Start TASK DATA
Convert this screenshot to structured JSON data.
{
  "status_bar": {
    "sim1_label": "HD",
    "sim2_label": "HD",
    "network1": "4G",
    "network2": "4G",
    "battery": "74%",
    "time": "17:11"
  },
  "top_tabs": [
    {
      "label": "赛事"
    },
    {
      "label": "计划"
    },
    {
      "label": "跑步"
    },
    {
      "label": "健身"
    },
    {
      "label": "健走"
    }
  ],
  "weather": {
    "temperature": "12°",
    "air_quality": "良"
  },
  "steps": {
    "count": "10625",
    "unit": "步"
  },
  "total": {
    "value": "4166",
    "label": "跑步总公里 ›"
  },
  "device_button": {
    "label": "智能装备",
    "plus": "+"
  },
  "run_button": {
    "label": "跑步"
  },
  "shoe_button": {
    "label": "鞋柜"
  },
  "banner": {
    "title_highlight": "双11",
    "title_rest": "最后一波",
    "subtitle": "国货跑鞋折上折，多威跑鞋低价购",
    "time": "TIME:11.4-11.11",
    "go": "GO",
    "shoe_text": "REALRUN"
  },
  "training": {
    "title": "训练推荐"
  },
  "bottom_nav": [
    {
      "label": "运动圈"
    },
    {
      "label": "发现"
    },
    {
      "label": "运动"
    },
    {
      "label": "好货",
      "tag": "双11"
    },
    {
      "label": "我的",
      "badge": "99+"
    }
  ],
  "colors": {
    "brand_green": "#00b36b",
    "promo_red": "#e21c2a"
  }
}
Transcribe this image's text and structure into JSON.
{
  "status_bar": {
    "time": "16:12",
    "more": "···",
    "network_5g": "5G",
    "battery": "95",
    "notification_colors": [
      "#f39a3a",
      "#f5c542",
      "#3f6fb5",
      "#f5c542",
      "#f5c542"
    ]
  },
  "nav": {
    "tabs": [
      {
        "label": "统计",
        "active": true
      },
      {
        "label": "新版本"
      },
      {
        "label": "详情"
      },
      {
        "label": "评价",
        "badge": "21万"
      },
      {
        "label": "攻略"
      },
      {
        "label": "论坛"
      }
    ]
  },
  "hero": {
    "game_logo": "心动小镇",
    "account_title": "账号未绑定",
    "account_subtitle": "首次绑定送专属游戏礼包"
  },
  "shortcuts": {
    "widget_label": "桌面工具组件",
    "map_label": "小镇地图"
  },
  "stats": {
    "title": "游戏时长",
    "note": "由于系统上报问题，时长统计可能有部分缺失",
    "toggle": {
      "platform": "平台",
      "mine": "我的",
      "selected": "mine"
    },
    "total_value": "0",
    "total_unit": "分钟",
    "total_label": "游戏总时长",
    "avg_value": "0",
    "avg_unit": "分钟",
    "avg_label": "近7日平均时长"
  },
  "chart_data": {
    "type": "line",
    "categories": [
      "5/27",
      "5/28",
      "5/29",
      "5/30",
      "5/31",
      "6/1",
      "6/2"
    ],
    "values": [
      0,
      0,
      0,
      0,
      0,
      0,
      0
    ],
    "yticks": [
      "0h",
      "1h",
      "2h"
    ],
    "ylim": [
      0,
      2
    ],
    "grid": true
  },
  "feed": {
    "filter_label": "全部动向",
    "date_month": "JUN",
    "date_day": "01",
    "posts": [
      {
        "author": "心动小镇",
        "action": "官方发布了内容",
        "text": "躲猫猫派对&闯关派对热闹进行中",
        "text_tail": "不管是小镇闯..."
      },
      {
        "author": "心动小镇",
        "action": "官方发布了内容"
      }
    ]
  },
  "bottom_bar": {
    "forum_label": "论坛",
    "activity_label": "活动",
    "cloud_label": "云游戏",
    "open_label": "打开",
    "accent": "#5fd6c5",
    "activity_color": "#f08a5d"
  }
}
End TASK DATA
State how many lines of the records above contain the word "this", giving only that number.

SOLUTION >> 2